>>>
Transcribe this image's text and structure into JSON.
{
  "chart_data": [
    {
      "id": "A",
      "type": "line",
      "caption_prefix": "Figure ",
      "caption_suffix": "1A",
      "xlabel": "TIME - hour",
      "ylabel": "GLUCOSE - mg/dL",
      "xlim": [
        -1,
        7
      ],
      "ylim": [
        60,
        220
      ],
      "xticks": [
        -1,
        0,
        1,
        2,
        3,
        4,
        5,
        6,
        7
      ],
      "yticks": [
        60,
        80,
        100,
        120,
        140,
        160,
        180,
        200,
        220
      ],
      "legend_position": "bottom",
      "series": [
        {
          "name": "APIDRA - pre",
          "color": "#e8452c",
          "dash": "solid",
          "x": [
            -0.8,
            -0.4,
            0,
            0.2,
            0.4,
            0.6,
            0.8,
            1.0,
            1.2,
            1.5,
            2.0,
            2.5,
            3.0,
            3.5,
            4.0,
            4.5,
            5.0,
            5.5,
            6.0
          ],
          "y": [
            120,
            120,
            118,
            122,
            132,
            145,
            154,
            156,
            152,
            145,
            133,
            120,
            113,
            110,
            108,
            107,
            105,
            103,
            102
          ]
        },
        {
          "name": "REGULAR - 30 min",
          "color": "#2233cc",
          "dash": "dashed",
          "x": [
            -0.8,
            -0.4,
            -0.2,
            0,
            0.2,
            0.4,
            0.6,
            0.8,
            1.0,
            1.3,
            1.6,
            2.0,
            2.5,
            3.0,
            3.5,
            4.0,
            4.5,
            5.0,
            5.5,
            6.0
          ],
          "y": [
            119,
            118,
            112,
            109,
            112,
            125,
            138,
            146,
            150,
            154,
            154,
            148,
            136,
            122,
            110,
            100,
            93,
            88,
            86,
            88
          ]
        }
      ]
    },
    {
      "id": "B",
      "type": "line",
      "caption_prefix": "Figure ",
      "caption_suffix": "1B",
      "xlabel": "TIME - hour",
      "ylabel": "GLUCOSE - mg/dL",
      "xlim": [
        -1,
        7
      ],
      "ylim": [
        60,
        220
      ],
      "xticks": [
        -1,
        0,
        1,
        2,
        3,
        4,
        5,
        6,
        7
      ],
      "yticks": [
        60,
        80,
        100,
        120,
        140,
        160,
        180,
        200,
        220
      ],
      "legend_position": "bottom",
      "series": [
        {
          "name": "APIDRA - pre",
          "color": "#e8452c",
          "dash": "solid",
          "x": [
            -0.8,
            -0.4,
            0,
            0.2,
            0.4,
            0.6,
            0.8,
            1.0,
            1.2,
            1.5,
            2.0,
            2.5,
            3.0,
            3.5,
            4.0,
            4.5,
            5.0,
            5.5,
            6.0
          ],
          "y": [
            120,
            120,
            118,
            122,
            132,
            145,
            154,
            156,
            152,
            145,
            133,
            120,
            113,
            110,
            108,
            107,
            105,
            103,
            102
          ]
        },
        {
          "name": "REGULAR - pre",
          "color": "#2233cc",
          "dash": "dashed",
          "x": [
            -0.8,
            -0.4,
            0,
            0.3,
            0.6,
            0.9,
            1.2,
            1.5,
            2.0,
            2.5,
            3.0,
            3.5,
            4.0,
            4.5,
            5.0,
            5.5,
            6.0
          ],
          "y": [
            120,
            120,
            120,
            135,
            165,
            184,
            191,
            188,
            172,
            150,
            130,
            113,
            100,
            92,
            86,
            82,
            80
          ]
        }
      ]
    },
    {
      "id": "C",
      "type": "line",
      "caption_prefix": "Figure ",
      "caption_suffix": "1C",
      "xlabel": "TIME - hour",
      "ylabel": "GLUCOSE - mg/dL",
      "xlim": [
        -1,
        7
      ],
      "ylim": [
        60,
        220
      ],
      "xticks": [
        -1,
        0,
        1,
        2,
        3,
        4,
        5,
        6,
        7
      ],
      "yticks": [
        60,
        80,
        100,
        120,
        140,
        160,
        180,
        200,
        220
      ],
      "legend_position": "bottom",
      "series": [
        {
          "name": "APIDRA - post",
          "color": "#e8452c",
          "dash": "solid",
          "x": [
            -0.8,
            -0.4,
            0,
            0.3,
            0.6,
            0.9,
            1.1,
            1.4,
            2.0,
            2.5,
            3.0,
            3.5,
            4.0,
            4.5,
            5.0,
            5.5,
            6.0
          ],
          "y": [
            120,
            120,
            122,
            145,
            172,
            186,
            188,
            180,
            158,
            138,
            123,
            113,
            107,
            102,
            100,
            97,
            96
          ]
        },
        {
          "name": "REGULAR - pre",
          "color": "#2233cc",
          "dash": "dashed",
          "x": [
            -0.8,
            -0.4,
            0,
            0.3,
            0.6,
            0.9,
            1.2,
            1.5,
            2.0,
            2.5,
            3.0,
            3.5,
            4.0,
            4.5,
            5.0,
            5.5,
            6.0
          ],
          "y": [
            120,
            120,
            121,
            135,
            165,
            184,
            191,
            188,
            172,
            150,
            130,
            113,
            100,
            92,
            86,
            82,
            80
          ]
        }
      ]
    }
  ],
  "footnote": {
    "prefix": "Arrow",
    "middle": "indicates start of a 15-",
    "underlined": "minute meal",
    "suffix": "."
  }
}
<<<
# Exercise instructions
Give an exact copy of all the data shown above.

# Written response
Transcribe this image's text and structure into JSON.
{
  "chart_data": [
    {
      "id": "A",
      "type": "line",
      "caption_prefix": "Figure ",
      "caption_suffix": "1A",
      "xlabel": "TIME - hour",
      "ylabel": "GLUCOSE - mg/dL",
      "xlim": [
        -1,
        7
      ],
      "ylim": [
        60,
        220
      ],
      "xticks": [
        -1,
        0,
        1,
        2,
        3,
        4,
        5,
        6,
        7
      ],
      "yticks": [
        60,
        80,
        100,
        120,
        140,
        160,
        180,
        200,
        220
      ],
      "legend_position": "bottom",
      "series": [
        {
          "name": "APIDRA - pre",
          "color": "#e8452c",
          "dash": "solid",
          "x": [
            -0.8,
            -0.4,
            0,
            0.2,
            0.4,
            0.6,
            0.8,
            1.0,
            1.2,
            1.5,
            2.0,
            2.5,
            3.0,
            3.5,
            4.0,
            4.5,
            5.0,
            5.5,
            6.0
          ],
          "y": [
            120,
            120,
            118,
            122,
            132,
            145,
            154,
            156,
            152,
            145,
            133,
            120,
            113,
            110,
            108,
            107,
            105,
            103,
            102
          ]
        },
        {
          "name": "REGULAR - 30 min",
          "color": "#2233cc",
          "dash": "dashed",
          "x": [
            -0.8,
            -0.4,
            -0.2,
            0,
            0.2,
            0.4,
            0.6,
            0.8,
            1.0,
            1.3,
            1.6,
            2.0,
            2.5,
            3.0,
            3.5,
            4.0,
            4.5,
            5.0,
            5.5,
            6.0
          ],
          "y": [
            119,
            118,
            112,
            109,
            112,
            125,
            138,
            146,
            150,
            154,
            154,
            148,
            136,
            122,
            110,
            100,
            93,
            88,
            86,
            88
          ]
        }
      ]
    },
    {
      "id": "B",
      "type": "line",
      "caption_prefix": "Figure ",
      "caption_suffix": "1B",
      "xlabel": "TIME - hour",
      "ylabel": "GLUCOSE - mg/dL",
      "xlim": [
        -1,
        7
      ],
      "ylim": [
        60,
        220
      ],
      "xticks": [
        -1,
        0,
        1,
        2,
        3,
        4,
        5,
        6,
        7
      ],
      "yticks": [
        60,
        80,
        100,
        120,
        140,
        160,
        180,
        200,
        220
      ],
      "legend_position": "bottom",
      "series": [
        {
          "name": "APIDRA - pre",
          "color": "#e8452c",
          "dash": "solid",
          "x": [
            -0.8,
            -0.4,
            0,
            0.2,
            0.4,
            0.6,
            0.8,
            1.0,
            1.2,
            1.5,
            2.0,
            2.5,
            3.0,
            3.5,
            4.0,
            4.5,
            5.0,
            5.5,
            6.0
          ],
          "y": [
            120,
            120,
            118,
            122,
            132,
            145,
            154,
            156,
            152,
            145,
            133,
            120,
            113,
            110,
            108,
            107,
            105,
            103,
            102
          ]
        },
        {
          "name": "REGULAR - pre",
          "color": "#2233cc",
          "dash": "dashed",
          "x": [
            -0.8,
            -0.4,
            0,
            0.3,
            0.6,
            0.9,
            1.2,
            1.5,
            2.0,
            2.5,
            3.0,
            3.5,
            4.0,
            4.5,
            5.0,
            5.5,
            6.0
          ],
          "y": [
            120,
            120,
            120,
            135,
            165,
            184,
            191,
            188,
            172,
            150,
            130,
            113,
            100,
            92,
            86,
            82,
            80
          ]
        }
      ]
    },
    {
      "id": "C",
      "type": "line",
      "caption_prefix": "Figure ",
      "caption_suffix": "1C",
      "xlabel": "TIME - hour",
      "ylabel": "GLUCOSE - mg/dL",
      "xlim": [
        -1,
        7
      ],
      "ylim": [
        60,
        220
      ],
      "xticks": [
        -1,
        0,
        1,
        2,
        3,
        4,
        5,
        6,
        7
      ],
      "yticks": [
        60,
        80,
        100,
        120,
        140,
        160,
        180,
        200,
        220
      ],
      "legend_position": "bottom",
      "series": [
        {
          "name": "APIDRA - post",
          "color": "#e8452c",
          "dash": "solid",
          "x": [
            -0.8,
            -0.4,
            0,
            0.3,
            0.6,
            0.9,
            1.1,
            1.4,
            2.0,
            2.5,
            3.0,
            3.5,
            4.0,
            4.5,
            5.0,
            5.5,
            6.0
          ],
          "y": [
            120,
            120,
            122,
            145,
            172,
            186,
            188,
            180,
            158,
            138,
            123,
            113,
            107,
            102,
            100,
            97,
            96
          ]
        },
        {
          "name": "REGULAR - pre",
          "color": "#2233cc",
          "dash": "dashed",
          "x": [
            -0.8,
            -0.4,
            0,
            0.3,
            0.6,
            0.9,
            1.2,
            1.5,
            2.0,
            2.5,
            3.0,
            3.5,
            4.0,
            4.5,
            5.0,
            5.5,
            6.0
          ],
          "y": [
            120,
            120,
            121,
            135,
            165,
            184,
            191,
            188,
            172,
            150,
            130,
            113,
            100,
            92,
            86,
            82,
            80
          ]
        }
      ]
    }
  ],
  "footnote": {
    "prefix": "Arrow",
    "middle": "indicates start of a 15-",
    "underlined": "minute meal",
    "suffix": "."
  }
}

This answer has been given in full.